TASK OBJECTIVE =>
Output the full listing below exactly as it reads, and skip anything that is a picture.
━━ DATASET EXTRACT ━━
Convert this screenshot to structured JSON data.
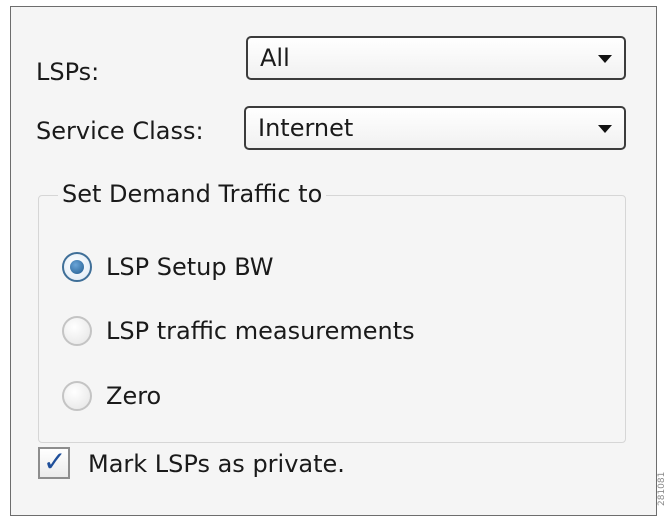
{
  "lsps": {
    "label": "LSPs:",
    "selected": "All"
  },
  "service_class": {
    "label": "Service Class:",
    "selected": "Internet"
  },
  "demand_traffic": {
    "title": "Set Demand Traffic to",
    "options": [
      {
        "label": "LSP Setup BW",
        "checked": true
      },
      {
        "label": "LSP traffic measurements",
        "checked": false
      },
      {
        "label": "Zero",
        "checked": false
      }
    ]
  },
  "mark_private": {
    "label": "Mark LSPs as private.",
    "checked": true
  },
  "colors": {
    "panel_bg": "#f5f5f5",
    "radio_checked": "#1f5b8f",
    "check_mark": "#1f4f9a"
  },
  "icons": {
    "dropdown": "chevron-down-icon",
    "check": "checkmark-icon"
  },
  "watermark": "281081"
}
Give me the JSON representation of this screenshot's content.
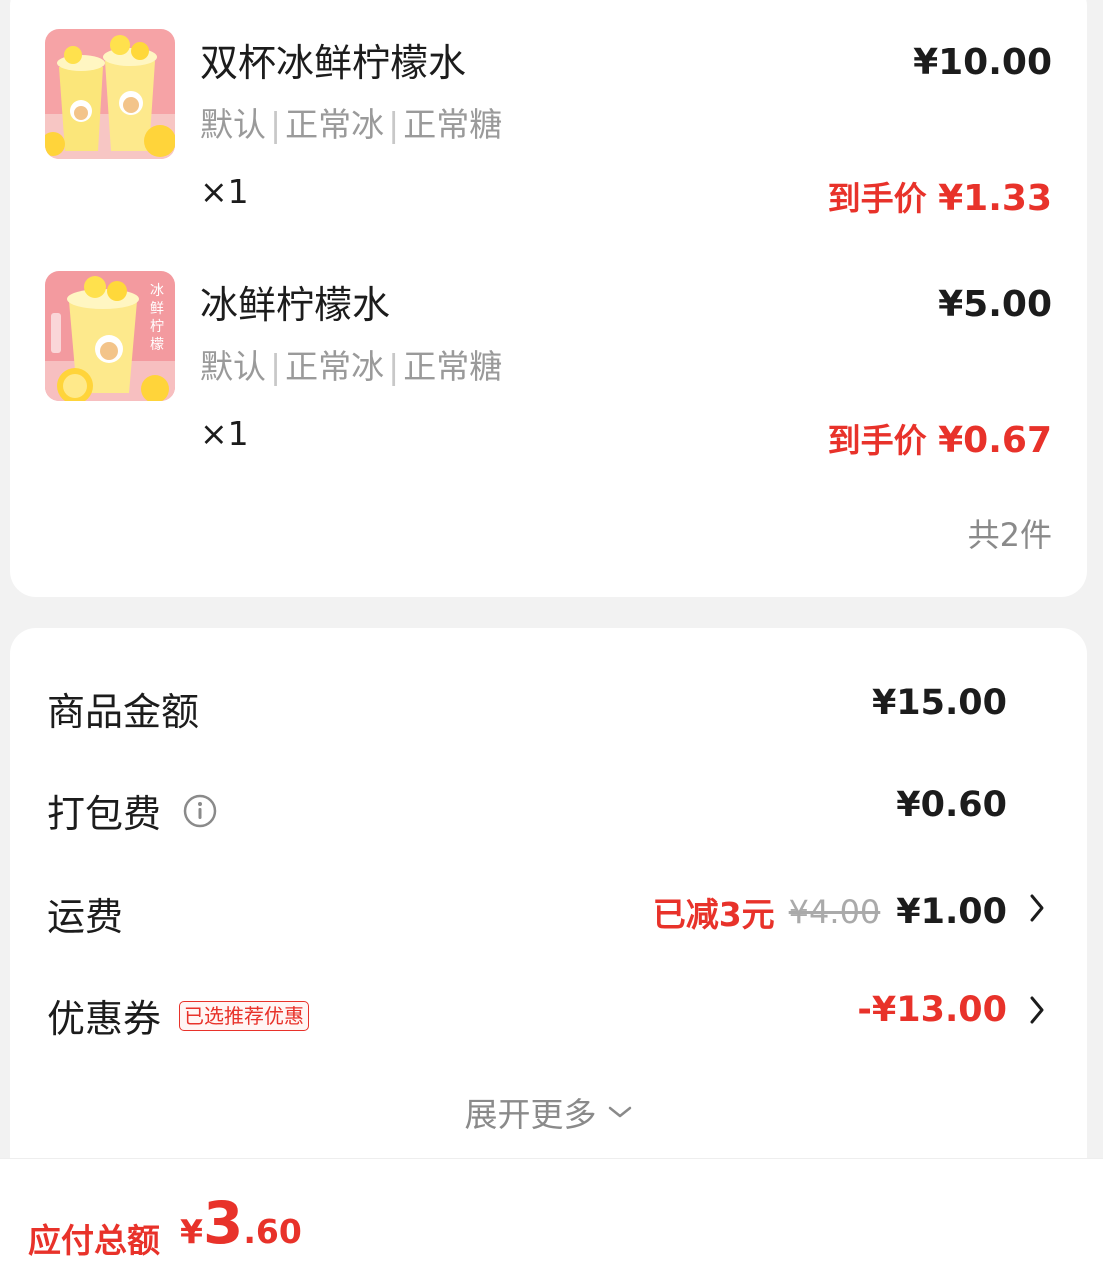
{
  "items": [
    {
      "name": "双杯冰鲜柠檬水",
      "specs": [
        "默认",
        "正常冰",
        "正常糖"
      ],
      "qty": "×1",
      "price": "¥10.00",
      "final_label": "到手价",
      "final_price": "¥1.33"
    },
    {
      "name": "冰鲜柠檬水",
      "specs": [
        "默认",
        "正常冰",
        "正常糖"
      ],
      "qty": "×1",
      "price": "¥5.00",
      "final_label": "到手价",
      "final_price": "¥0.67",
      "image_text": "冰鲜柠檬"
    }
  ],
  "total_count": "共2件",
  "fees": {
    "goods": {
      "label": "商品金额",
      "value": "¥15.00"
    },
    "packing": {
      "label": "打包费",
      "value": "¥0.60",
      "icon": "info-icon"
    },
    "delivery": {
      "label": "运费",
      "discount": "已减3元",
      "original": "¥4.00",
      "value": "¥1.00",
      "icon": "chevron-right-icon"
    },
    "coupon": {
      "label": "优惠券",
      "tag": "已选推荐优惠",
      "value": "-¥13.00",
      "icon": "chevron-right-icon"
    },
    "expand_label": "展开更多",
    "expand_icon": "chevron-down-icon"
  },
  "bottom": {
    "pay_label": "应付总额",
    "currency": "¥",
    "amount_int": "3",
    "amount_dec": ".60"
  },
  "colors": {
    "accent_red": "#e8322a",
    "background": "#f2f2f2",
    "muted": "#9a9a9a"
  }
}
━━━
TASK RESPONSE =>
Convert this screenshot to structured JSON data.
{
  "lsps": {
    "label": "LSPs:",
    "selected": "All"
  },
  "service_class": {
    "label": "Service Class:",
    "selected": "Internet"
  },
  "demand_traffic": {
    "title": "Set Demand Traffic to",
    "options": [
      {
        "label": "LSP Setup BW",
        "checked": true
      },
      {
        "label": "LSP traffic measurements",
        "checked": false
      },
      {
        "label": "Zero",
        "checked": false
      }
    ]
  },
  "mark_private": {
    "label": "Mark LSPs as private.",
    "checked": true
  },
  "colors": {
    "panel_bg": "#f5f5f5",
    "radio_checked": "#1f5b8f",
    "check_mark": "#1f4f9a"
  },
  "icons": {
    "dropdown": "chevron-down-icon",
    "check": "checkmark-icon"
  },
  "watermark": "281081"
}
Give me the JSON representation of this screenshot's content.
{
  "items": [
    {
      "name": "双杯冰鲜柠檬水",
      "specs": [
        "默认",
        "正常冰",
        "正常糖"
      ],
      "qty": "×1",
      "price": "¥10.00",
      "final_label": "到手价",
      "final_price": "¥1.33"
    },
    {
      "name": "冰鲜柠檬水",
      "specs": [
        "默认",
        "正常冰",
        "正常糖"
      ],
      "qty": "×1",
      "price": "¥5.00",
      "final_label": "到手价",
      "final_price": "¥0.67",
      "image_text": "冰鲜柠檬"
    }
  ],
  "total_count": "共2件",
  "fees": {
    "goods": {
      "label": "商品金额",
      "value": "¥15.00"
    },
    "packing": {
      "label": "打包费",
      "value": "¥0.60",
      "icon": "info-icon"
    },
    "delivery": {
      "label": "运费",
      "discount": "已减3元",
      "original": "¥4.00",
      "value": "¥1.00",
      "icon": "chevron-right-icon"
    },
    "coupon": {
      "label": "优惠券",
      "tag": "已选推荐优惠",
      "value": "-¥13.00",
      "icon": "chevron-right-icon"
    },
    "expand_label": "展开更多",
    "expand_icon": "chevron-down-icon"
  },
  "bottom": {
    "pay_label": "应付总额",
    "currency": "¥",
    "amount_int": "3",
    "amount_dec": ".60"
  },
  "colors": {
    "accent_red": "#e8322a",
    "background": "#f2f2f2",
    "muted": "#9a9a9a"
  }
}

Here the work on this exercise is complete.